** Task description **
Would you retype the listing below exactly as given?

** Data section **
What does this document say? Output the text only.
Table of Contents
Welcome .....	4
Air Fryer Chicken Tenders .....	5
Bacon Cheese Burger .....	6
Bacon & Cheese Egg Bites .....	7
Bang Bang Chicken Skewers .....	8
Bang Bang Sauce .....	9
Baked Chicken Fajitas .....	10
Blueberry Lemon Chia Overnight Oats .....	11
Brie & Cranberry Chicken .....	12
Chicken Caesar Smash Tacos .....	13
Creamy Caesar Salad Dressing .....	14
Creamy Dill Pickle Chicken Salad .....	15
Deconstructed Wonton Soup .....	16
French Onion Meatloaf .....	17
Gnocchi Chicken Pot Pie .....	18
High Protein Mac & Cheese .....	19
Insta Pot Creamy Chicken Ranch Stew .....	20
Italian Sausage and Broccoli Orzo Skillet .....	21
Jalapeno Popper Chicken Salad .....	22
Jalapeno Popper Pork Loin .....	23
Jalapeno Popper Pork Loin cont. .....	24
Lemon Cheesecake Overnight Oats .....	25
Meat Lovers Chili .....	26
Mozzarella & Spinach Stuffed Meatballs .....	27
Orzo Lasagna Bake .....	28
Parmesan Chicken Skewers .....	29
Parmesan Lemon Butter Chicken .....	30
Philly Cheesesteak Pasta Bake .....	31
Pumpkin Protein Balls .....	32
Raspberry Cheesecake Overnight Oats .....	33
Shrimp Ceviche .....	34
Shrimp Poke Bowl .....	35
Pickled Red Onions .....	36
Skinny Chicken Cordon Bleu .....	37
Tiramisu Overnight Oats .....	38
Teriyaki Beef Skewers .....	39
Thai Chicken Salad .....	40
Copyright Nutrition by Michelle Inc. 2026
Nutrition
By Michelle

** Exercise output **
What does this document say? Output the text only.
Table of Contents
Welcome .....	4
Air Fryer Chicken Tenders .....	5
Bacon Cheese Burger .....	6
Bacon & Cheese Egg Bites .....	7
Bang Bang Chicken Skewers .....	8
Bang Bang Sauce .....	9
Baked Chicken Fajitas .....	10
Blueberry Lemon Chia Overnight Oats .....	11
Brie & Cranberry Chicken .....	12
Chicken Caesar Smash Tacos .....	13
Creamy Caesar Salad Dressing .....	14
Creamy Dill Pickle Chicken Salad .....	15
Deconstructed Wonton Soup .....	16
French Onion Meatloaf .....	17
Gnocchi Chicken Pot Pie .....	18
High Protein Mac & Cheese .....	19
Insta Pot Creamy Chicken Ranch Stew .....	20
Italian Sausage and Broccoli Orzo Skillet .....	21
Jalapeno Popper Chicken Salad .....	22
Jalapeno Popper Pork Loin .....	23
Jalapeno Popper Pork Loin cont. .....	24
Lemon Cheesecake Overnight Oats .....	25
Meat Lovers Chili .....	26
Mozzarella & Spinach Stuffed Meatballs .....	27
Orzo Lasagna Bake .....	28
Parmesan Chicken Skewers .....	29
Parmesan Lemon Butter Chicken .....	30
Philly Cheesesteak Pasta Bake .....	31
Pumpkin Protein Balls .....	32
Raspberry Cheesecake Overnight Oats .....	33
Shrimp Ceviche .....	34
Shrimp Poke Bowl .....	35
Pickled Red Onions .....	36
Skinny Chicken Cordon Bleu .....	37
Tiramisu Overnight Oats .....	38
Teriyaki Beef Skewers .....	39
Thai Chicken Salad .....	40
Copyright Nutrition by Michelle Inc. 2026
Nutrition
By Michelle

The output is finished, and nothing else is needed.